**Given request 1:** List every person named in the Floyd Cooper biography, leaving out Floyd Cooper himself and anyone who appears only in a book title.

**Source passage:**
----

Floyd Cooper

January 8, 1956 – July 15, 2021

Early Life

Floyd, the son of Ramona (Williams) Cooper, a beautician, and Floyd Cooper Sr., a house builder, was born in Tulsa, Oklahoma on January 8, 1956.

As a three-year-old, Floyd watched as his father worked on a house in Bixby, Oklahoma. “He built the house we lived in on a tract of land granted to the family of my Muskogee Creek Indian grandpa in part of that whole Native tribe relocation program famously known as The Trail of Tears.”

 “I plucked a piece of gypsum board from a scrap heap left by my dad who was perched on a ladder, working on building our house. I used that chalky piece of wallboard to scratch little shapes onto the side of Dad’s house.”

Furious at Floyd’s act of destruction, his father made him erase every bit of the drawings he had done. The act of scrubbing away what he did was the beginning of Floyd’s signature art style, a method of subtracting color to produce an image. He said that he had “been erasing ever since.”

After his parents divorced, Floyd moved often, finding himself living in housing projects and attending all 11 of the elementary schools in North Tulsa. “With each new school, I quickly learned the currency of my art. I would seek out the art teacher and ‘buy’ myself a new friend with my artwork.” His teachers recognized his tremendous talent and continued to encourage him all the way through high school. He was awarded a scholarship to the University of Oklahoma to continue his art education, then graduated with a BFA in 1978.

Career and Technique

Floyd began work in advertising, and landed a job at Hallmark Cards in Kansas City, MO. Among his duties was changing old greeting cards by erasing the art. It helped him to further develop his signature technique, a subtractive process he dubbed “oil erasure” for which he washed a board in oil pigment, and then used an eraser. “It’s basically erasing shapes from a background of paint,” he once said. He also described that he enjoyed the soft lines that the eraser created, and that he didn’t enjoy making sketches before beginning a project. However, sometimes he used an orange color pencil to help guide where he was working.

He often used real models for the characters in his books, relying on his sons and their friends (who he once joked did not come cheap!) or other family members. He believed that “real faces = real art. That’s the goal, anyway.

 “I tend to focus on the humanity of my subjects, the details of expression that add a certain reality to the work.

In 1984, he moved to New York City, hoping to pursue a career doing his own illustrations. He secured his first agent, Libby Ford, who got his portfolio seen at various children’s book publishers. He did some book jacket work, but his first picture book assignment was for Eloise Greenfield’s GRANDPA’S FACE. That job was quickly followed by Margaret Davidson’s THE STORY OF JACKIE ROBINSON, BRAVEST MAN IN BASEBALL. Both were published in 1988 by Philomel Books.

From that moment, Floyd never stopped working, amassing an impressive catalog of over 100 books, some of which he also wrote. Patricia Lee Gauch, his said the project with Greenfield “was a door opener for Floyd as an artist, but it led to his personal discovery that he could write as well as create art. As author and artist, then, he chose stories that honored and celebrated the individual.

----

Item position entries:

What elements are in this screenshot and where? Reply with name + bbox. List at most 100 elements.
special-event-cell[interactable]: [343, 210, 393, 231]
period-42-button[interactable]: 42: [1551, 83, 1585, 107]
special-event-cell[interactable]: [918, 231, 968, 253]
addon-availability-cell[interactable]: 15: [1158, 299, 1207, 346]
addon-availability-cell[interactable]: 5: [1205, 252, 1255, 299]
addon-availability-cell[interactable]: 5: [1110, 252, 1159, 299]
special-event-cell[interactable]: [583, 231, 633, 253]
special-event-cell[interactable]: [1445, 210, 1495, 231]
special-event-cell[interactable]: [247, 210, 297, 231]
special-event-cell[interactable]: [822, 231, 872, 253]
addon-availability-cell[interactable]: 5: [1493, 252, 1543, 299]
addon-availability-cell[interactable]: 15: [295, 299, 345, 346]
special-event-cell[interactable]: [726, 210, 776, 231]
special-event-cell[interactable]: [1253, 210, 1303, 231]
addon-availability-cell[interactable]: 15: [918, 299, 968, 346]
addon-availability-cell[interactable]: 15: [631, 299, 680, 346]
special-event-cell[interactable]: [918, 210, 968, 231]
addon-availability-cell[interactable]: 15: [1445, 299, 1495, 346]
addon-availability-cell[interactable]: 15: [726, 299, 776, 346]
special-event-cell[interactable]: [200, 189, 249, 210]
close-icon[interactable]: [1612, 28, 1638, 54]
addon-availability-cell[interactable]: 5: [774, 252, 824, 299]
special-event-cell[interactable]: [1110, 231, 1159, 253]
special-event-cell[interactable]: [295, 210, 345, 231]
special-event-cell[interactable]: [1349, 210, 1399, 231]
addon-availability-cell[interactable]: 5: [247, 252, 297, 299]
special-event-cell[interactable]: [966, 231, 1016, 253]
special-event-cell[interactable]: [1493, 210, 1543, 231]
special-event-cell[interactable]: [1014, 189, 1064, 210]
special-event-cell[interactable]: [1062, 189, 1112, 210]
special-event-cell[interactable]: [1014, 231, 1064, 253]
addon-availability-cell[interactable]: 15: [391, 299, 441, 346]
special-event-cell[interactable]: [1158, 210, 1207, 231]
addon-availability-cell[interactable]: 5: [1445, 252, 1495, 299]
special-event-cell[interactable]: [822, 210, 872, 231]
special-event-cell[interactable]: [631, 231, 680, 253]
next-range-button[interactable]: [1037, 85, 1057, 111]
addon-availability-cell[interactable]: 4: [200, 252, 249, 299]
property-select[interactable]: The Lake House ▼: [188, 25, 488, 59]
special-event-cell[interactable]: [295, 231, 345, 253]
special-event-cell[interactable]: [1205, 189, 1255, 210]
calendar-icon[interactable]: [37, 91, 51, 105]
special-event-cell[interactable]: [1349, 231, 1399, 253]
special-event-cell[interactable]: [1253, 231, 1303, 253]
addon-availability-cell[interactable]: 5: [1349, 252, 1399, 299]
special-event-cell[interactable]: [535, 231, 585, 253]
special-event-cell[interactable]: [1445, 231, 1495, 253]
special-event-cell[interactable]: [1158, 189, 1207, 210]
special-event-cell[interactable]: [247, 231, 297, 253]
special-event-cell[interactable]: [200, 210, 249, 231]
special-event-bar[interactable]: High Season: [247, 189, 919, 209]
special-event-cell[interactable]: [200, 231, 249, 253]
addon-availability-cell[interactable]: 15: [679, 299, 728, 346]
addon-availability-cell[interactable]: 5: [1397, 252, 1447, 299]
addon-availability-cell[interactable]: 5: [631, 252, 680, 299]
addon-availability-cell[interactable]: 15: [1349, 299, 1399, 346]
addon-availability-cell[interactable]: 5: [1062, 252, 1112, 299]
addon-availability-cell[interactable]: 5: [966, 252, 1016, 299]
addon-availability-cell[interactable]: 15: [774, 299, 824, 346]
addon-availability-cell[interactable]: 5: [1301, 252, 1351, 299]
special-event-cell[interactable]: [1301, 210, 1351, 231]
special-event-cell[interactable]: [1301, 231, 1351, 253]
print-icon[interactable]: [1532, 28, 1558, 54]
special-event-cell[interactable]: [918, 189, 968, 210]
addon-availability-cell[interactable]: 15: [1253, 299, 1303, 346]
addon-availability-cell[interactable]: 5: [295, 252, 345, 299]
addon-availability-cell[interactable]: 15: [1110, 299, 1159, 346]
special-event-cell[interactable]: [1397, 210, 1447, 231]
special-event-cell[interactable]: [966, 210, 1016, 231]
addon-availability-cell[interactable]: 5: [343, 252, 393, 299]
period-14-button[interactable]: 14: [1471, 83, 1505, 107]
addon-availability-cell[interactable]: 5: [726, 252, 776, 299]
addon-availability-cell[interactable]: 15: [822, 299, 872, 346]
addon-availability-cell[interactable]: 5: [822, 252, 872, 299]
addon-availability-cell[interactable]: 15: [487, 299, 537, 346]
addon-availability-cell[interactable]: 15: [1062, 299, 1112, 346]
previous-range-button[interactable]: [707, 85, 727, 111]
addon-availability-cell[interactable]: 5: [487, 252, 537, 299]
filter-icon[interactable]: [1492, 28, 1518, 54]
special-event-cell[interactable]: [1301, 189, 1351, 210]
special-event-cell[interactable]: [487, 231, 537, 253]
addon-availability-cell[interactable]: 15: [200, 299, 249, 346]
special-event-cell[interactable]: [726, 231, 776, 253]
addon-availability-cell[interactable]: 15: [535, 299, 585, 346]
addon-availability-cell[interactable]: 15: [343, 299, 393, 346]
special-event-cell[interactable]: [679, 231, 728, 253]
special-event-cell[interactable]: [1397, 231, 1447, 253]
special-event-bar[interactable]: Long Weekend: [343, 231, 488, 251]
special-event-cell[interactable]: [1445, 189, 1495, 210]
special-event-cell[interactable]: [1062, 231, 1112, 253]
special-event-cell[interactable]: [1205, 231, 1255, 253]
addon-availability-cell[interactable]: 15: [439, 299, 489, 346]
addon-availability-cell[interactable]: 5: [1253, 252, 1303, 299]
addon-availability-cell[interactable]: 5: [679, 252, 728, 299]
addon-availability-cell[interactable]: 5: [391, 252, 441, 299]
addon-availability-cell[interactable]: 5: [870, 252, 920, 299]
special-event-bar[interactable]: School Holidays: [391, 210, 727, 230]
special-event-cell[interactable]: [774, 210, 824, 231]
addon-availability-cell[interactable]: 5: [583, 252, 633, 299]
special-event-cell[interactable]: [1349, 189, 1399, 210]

----

**Given request 2:** Recast the stretch of entries from the first entry through the line containing "special-event-cell[interactable]: [726, 210, 776, 231]" as a numbered list, leaving out blank lines.

**Finished answer 1:**
- Ramona (Williams) Cooper
- Floyd Cooper Sr.
- Libby Ford
- Eloise Greenfield
- Margaret Davidson
- Patricia Lee Gauch

**Finished answer 2:**
1. What elements are in this screenshot and where? Reply with name + bbox. List at most 100 elements.
2. special-event-cell[interactable]: [343, 210, 393, 231]
3. period-42-button[interactable]: 42: [1551, 83, 1585, 107]
4. special-event-cell[interactable]: [918, 231, 968, 253]
5. addon-availability-cell[interactable]: 15: [1158, 299, 1207, 346]
6. addon-availability-cell[interactable]: 5: [1205, 252, 1255, 299]
7. addon-availability-cell[interactable]: 5: [1110, 252, 1159, 299]
8. special-event-cell[interactable]: [583, 231, 633, 253]
9. special-event-cell[interactable]: [1445, 210, 1495, 231]
10. special-event-cell[interactable]: [247, 210, 297, 231]
11. special-event-cell[interactable]: [822, 231, 872, 253]
12. addon-availability-cell[interactable]: 5: [1493, 252, 1543, 299]
13. addon-availability-cell[interactable]: 15: [295, 299, 345, 346]
14. special-event-cell[interactable]: [726, 210, 776, 231]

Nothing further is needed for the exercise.